» **GIVEN INSTRUCTION**
Reproduce the entries word for word, and omit any picture you find in them.

» **DATA ENTRIES**
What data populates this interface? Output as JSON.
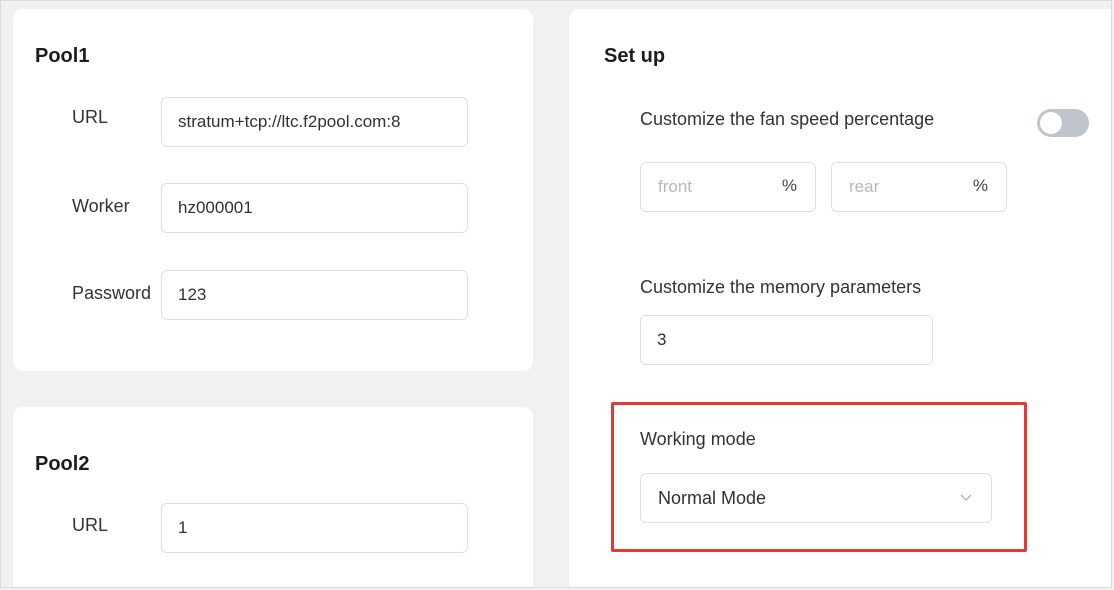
{
  "pool1": {
    "title": "Pool1",
    "url_label": "URL",
    "url_value": "stratum+tcp://ltc.f2pool.com:8",
    "worker_label": "Worker",
    "worker_value": "hz000001",
    "password_label": "Password",
    "password_value": "123"
  },
  "pool2": {
    "title": "Pool2",
    "url_label": "URL",
    "url_value": "1"
  },
  "setup": {
    "title": "Set up",
    "fan_label": "Customize the fan speed percentage",
    "fan_enabled": false,
    "front_placeholder": "front",
    "rear_placeholder": "rear",
    "percent_unit": "%",
    "memory_label": "Customize the memory parameters",
    "memory_value": "3",
    "working_mode_label": "Working mode",
    "working_mode_value": "Normal Mode"
  },
  "icons": {
    "select_arrow": "chevron-down-icon"
  },
  "colors": {
    "highlight": "#e53935",
    "toggle_off": "#c0c4cc",
    "panel_bg": "#f1f1f1",
    "card_bg": "#ffffff"
  }
}
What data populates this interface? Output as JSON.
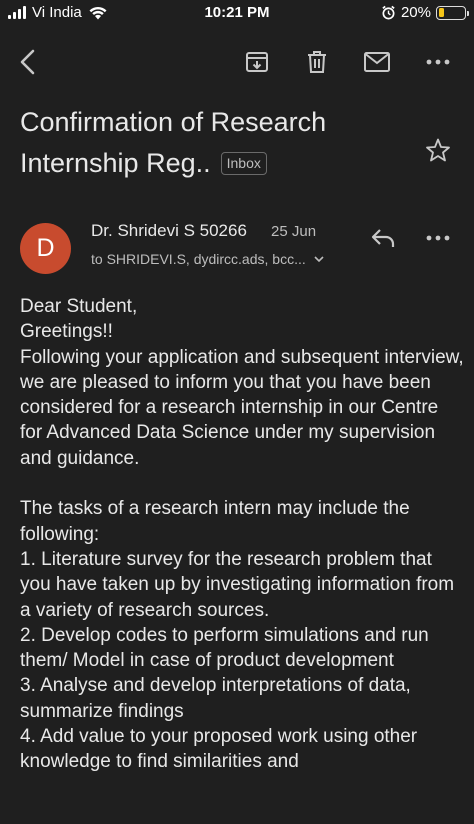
{
  "status_bar": {
    "carrier": "Vi India",
    "time": "10:21 PM",
    "battery_percent": "20%",
    "battery_level": 0.2,
    "battery_color": "#f5c518"
  },
  "toolbar": {
    "back_icon": "back-arrow-icon",
    "archive_icon": "archive-icon",
    "delete_icon": "trash-icon",
    "mark_unread_icon": "mail-icon",
    "more_icon": "more-dots-icon"
  },
  "email": {
    "subject_line1": "Confirmation of Research",
    "subject_line2": "Internship Reg..",
    "label": "Inbox",
    "sender_initial": "D",
    "avatar_color": "#c84b2e",
    "sender_name": "Dr. Shridevi S 50266",
    "date": "25 Jun",
    "recipients": "to SHRIDEVI.S, dydircc.ads, bcc...",
    "body": {
      "greeting": "Dear Student,",
      "greetings": "Greetings!!",
      "intro": "Following your application and subsequent interview, we are pleased to inform you that you have been considered for a research internship in our Centre for Advanced Data Science under my supervision and guidance.",
      "tasks_heading": "The tasks of a research intern may include the following:",
      "tasks": [
        "1. Literature survey for the research problem that you have taken up by investigating information from a variety of research sources.",
        "2. Develop codes to perform simulations and run them/ Model in case of product development",
        "3. Analyse and develop interpretations of data, summarize findings",
        "4. Add value to your proposed work using other knowledge to find similarities and"
      ]
    }
  }
}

» **EXERCISE ANSWER**
What data populates this interface? Output as JSON.
{
  "pool1": {
    "title": "Pool1",
    "url_label": "URL",
    "url_value": "stratum+tcp://ltc.f2pool.com:8",
    "worker_label": "Worker",
    "worker_value": "hz000001",
    "password_label": "Password",
    "password_value": "123"
  },
  "pool2": {
    "title": "Pool2",
    "url_label": "URL",
    "url_value": "1"
  },
  "setup": {
    "title": "Set up",
    "fan_label": "Customize the fan speed percentage",
    "fan_enabled": false,
    "front_placeholder": "front",
    "rear_placeholder": "rear",
    "percent_unit": "%",
    "memory_label": "Customize the memory parameters",
    "memory_value": "3",
    "working_mode_label": "Working mode",
    "working_mode_value": "Normal Mode"
  },
  "icons": {
    "select_arrow": "chevron-down-icon"
  },
  "colors": {
    "highlight": "#e53935",
    "toggle_off": "#c0c4cc",
    "panel_bg": "#f1f1f1",
    "card_bg": "#ffffff"
  }
}
What data populates this interface? Output as JSON.
{
  "status_bar": {
    "carrier": "Vi India",
    "time": "10:21 PM",
    "battery_percent": "20%",
    "battery_level": 0.2,
    "battery_color": "#f5c518"
  },
  "toolbar": {
    "back_icon": "back-arrow-icon",
    "archive_icon": "archive-icon",
    "delete_icon": "trash-icon",
    "mark_unread_icon": "mail-icon",
    "more_icon": "more-dots-icon"
  },
  "email": {
    "subject_line1": "Confirmation of Research",
    "subject_line2": "Internship Reg..",
    "label": "Inbox",
    "sender_initial": "D",
    "avatar_color": "#c84b2e",
    "sender_name": "Dr. Shridevi S 50266",
    "date": "25 Jun",
    "recipients": "to SHRIDEVI.S, dydircc.ads, bcc...",
    "body": {
      "greeting": "Dear Student,",
      "greetings": "Greetings!!",
      "intro": "Following your application and subsequent interview, we are pleased to inform you that you have been considered for a research internship in our Centre for Advanced Data Science under my supervision and guidance.",
      "tasks_heading": "The tasks of a research intern may include the following:",
      "tasks": [
        "1. Literature survey for the research problem that you have taken up by investigating information from a variety of research sources.",
        "2. Develop codes to perform simulations and run them/ Model in case of product development",
        "3. Analyse and develop interpretations of data, summarize findings",
        "4. Add value to your proposed work using other knowledge to find similarities and"
      ]
    }
  }
}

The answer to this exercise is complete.